● **TO BE DONE**:
Find every line in the records below that holds the word "which", and copy it out.

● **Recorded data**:
⟨

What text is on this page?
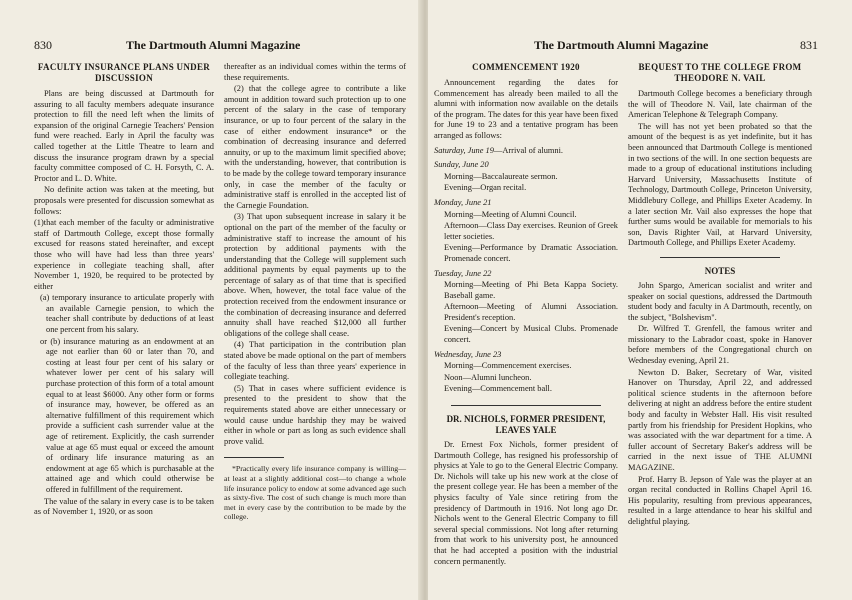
830	The Dartmouth Alumni Magazine
FACULTY INSURANCE PLANS UNDER DISCUSSION

Plans are being discussed at Dartmouth for assuring to all faculty members adequate insurance protection to fill the need left when the limits of expansion of the original Carnegie Teachers' Pension fund were reached. Early in April the faculty was called together at the Little Theatre to learn and discuss the insurance program drawn by a special faculty committee composed of C. H. Forsyth, C. A. Proctor and L. D. White.

No definite action was taken at the meeting, but proposals were presented for discussion somewhat as follows:

(1)that each member of the faculty or administrative staff of Dartmouth College, except those formally excused for reasons stated hereinafter, and except those who will have had less than three years' experience in collegiate teaching shall, after November 1, 1920, be required to be protected by either

(a) temporary insurance to articulate properly with an available Carnegie pension, to which the teacher shall contribute by deductions of at least one percent from his salary.

or (b) insurance maturing as an endowment at an age not earlier than 60 or later than 70, and costing at least four per cent of his salary or whatever lower per cent of his salary will purchase protection of this form of a total amount equal to at least $6000. Any other form or forms of insurance may, however, be offered as an alternative fulfillment of this requirement which provide a sufficient cash surrender value at the age of retirement. Explicitly, the cash surrender value at age 65 must equal or exceed the amount of ordinary life insurance maturing as an endowment at age 65 which is purchasable at the attained age and which could otherwise be offered in fulfillment of the requirement.

The value of the salary in every case is to be taken as of November 1, 1920, or as soon

thereafter as an individual comes within the terms of these requirements.

(2) that the college agree to contribute a like amount in addition toward such protection up to one percent of the salary in the case of temporary insurance, or up to four percent of the salary in the case of either endowment insurance* or the combination of decreasing insurance and deferred annuity, or up to the maximum limit specified above; with the understanding, however, that contribution is to be made by the college toward temporary insurance only, in case the member of the faculty or administrative staff is enrolled in the accepted list of the Carnegie Foundation.

(3) That upon subsequent increase in salary it be optional on the part of the member of the faculty or administrative staff to increase the amount of his protection by additional payments with the understanding that the College will supplement such additional payments by equal payments up to the percentage of salary as of that time that is specified above. When, however, the total face value of the protection received from the endowment insurance or the combination of decreasing insurance and deferred annuity shall have reached $12,000 all further obligations of the college shall cease.

(4) That participation in the contribution plan stated above be made optional on the part of members of the faculty of less than three years' experience in collegiate teaching.

(5) That in cases where sufficient evidence is presented to the president to show that the requirements stated above are either unnecessary or would cause undue hardship they may be waived either in whole or part as long as such evidence shall prove valid.

*Practically every life insurance company is willing—at least at a slightly additional cost—to change a whole life insurance policy to endow at some advanced age such as sixty-five. The cost of such change is much more than met in every case by the contribution to be made by the college.

The Dartmouth Alumni Magazine	831
COMMENCEMENT 1920

Announcement regarding the dates for Commencement has already been mailed to all the alumni with information now available on the details of the program. The dates for this year have been fixed for June 19 to 23 and a tentative program has been arranged as follows:

Saturday, June 19—Arrival of alumni.

Sunday, June 20

Morning—Baccalaureate sermon.

Evening—Organ recital.

Monday, June 21

Morning—Meeting of Alumni Council.

Afternoon—Class Day exercises. Reunion of Greek letter societies.

Evening—Performance by Dramatic Association. Promenade concert.

Tuesday, June 22

Morning—Meeting of Phi Beta Kappa Society. Baseball game.

Afternoon—Meeting of Alumni Association. President's reception.

Evening—Concert by Musical Clubs. Promenade concert.

Wednesday, June 23

Morning—Commencement exercises.

Noon—Alumni luncheon.

Evening—Commencement ball.

DR. NICHOLS, FORMER PRESIDENT, LEAVES YALE

Dr. Ernest Fox Nichols, former president of Dartmouth College, has resigned his professorship of physics at Yale to go to the General Electric Company. Dr. Nichols will take up his new work at the close of the present college year. He has been a member of the physics faculty of Yale since retiring from the presidency of Dartmouth in 1916. Not long ago Dr. Nichols went to the General Electric Company to fill several special commissions. Not long after returning from that work to his university post, he announced that he had accepted a position with the industrial concern permanently.

BEQUEST TO THE COLLEGE FROM THEODORE N. VAIL

Dartmouth College becomes a beneficiary through the will of Theodore N. Vail, late chairman of the American Telephone & Telegraph Company.

The will has not yet been probated so that the amount of the bequest is as yet indefinite, but it has been announced that Dartmouth College is mentioned in two sections of the will. In one section bequests are made to a group of educational institutions including Harvard University, Massachusetts Institute of Technology, Dartmouth College, Princeton University, Middlebury College, and Phillips Exeter Academy. In a later section Mr. Vail also expresses the hope that further sums would be available for memorials to his son, Davis Righter Vail, at Harvard University, Dartmouth College, and Phillips Exeter Academy.

NOTES

John Spargo, American socialist and writer and speaker on social questions, addressed the Dartmouth student body and faculty in A Dartmouth, recently, on the subject, "Bolshevism".

Dr. Wilfred T. Grenfell, the famous writer and missionary to the Labrador coast, spoke in Hanover before members of the Congregational church on Wednesday evening, April 21.

Newton D. Baker, Secretary of War, visited Hanover on Thursday, April 22, and addressed political science students in the afternoon before delivering at night an address before the entire student body and faculty in Webster Hall. His visit resulted partly from his friendship for President Hopkins, who was associated with the war department for a time. A fuller account of Secretary Baker's address will be carried in the next issue of THE ALUMNI MAGAZINE.

Prof. Harry B. Jepson of Yale was the player at an organ recital conducted in Rollins Chapel April 16. His popularity, resulting from previous appearances, resulted in a large attendance to hear his skilful and delightful playing.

⟩

● **WORKED SOLUTION**:
(a) temporary insurance to articulate properly with an available Carnegie pension, to which the teacher shall contribute by deductions of at least one percent from his salary.
or (b) insurance maturing as an endowment at an age not earlier than 60 or later than 70, and costing at least four per cent of his salary or whatever lower per cent of his salary will purchase protection of this form of a total amount equal to at least $6000. Any other form or forms of insurance may, however, be offered as an alternative fulfillment of this requirement which provide a sufficient cash surrender value at the age of retirement. Explicitly, the cash surrender value at age 65 must equal or exceed the amount of ordinary life insurance maturing as an endowment at age 65 which is purchasable at the attained age and which could otherwise be offered in fulfillment of the requirement.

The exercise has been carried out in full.